WORK REQUIRED ▸ Work out how many lines in the entries contain the string "Asia", and give nothing but that number.

Figure record listings ▸
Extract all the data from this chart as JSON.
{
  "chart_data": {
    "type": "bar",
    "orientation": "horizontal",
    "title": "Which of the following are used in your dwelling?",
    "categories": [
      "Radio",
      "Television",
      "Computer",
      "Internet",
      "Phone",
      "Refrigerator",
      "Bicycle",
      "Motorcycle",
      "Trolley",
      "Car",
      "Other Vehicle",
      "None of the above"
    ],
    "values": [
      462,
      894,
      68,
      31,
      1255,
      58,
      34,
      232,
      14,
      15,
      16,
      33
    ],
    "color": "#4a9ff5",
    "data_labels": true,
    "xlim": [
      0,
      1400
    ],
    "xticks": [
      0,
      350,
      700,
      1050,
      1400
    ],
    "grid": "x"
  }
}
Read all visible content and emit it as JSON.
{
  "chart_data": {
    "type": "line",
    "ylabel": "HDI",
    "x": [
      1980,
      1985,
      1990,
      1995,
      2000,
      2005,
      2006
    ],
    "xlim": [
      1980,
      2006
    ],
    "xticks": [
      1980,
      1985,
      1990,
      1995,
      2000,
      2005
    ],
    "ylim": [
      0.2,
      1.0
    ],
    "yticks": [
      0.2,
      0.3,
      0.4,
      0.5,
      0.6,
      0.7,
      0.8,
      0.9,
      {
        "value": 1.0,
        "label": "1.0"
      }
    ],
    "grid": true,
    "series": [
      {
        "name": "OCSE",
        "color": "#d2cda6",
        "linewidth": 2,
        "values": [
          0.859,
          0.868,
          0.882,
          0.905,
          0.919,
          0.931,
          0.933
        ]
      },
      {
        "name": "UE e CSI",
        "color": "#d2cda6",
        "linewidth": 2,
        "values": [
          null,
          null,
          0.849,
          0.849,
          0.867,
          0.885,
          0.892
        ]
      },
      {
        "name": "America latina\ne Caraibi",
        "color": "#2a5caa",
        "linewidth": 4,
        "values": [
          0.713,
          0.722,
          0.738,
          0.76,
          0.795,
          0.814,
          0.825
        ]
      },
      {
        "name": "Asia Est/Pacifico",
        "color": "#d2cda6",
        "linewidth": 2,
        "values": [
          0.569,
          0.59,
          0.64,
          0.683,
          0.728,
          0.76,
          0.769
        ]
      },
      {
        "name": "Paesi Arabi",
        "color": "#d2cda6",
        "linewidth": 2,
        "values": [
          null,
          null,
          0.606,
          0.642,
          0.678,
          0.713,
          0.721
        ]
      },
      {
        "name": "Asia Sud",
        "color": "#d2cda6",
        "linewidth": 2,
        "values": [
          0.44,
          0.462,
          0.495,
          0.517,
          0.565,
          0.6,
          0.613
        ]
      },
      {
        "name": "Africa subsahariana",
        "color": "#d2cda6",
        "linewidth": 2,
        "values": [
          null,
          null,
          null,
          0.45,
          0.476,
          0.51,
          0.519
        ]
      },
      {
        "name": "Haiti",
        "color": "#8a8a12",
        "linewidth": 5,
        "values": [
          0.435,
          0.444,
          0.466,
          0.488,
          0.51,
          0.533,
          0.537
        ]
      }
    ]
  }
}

FINISHED ANSWER ▸ 2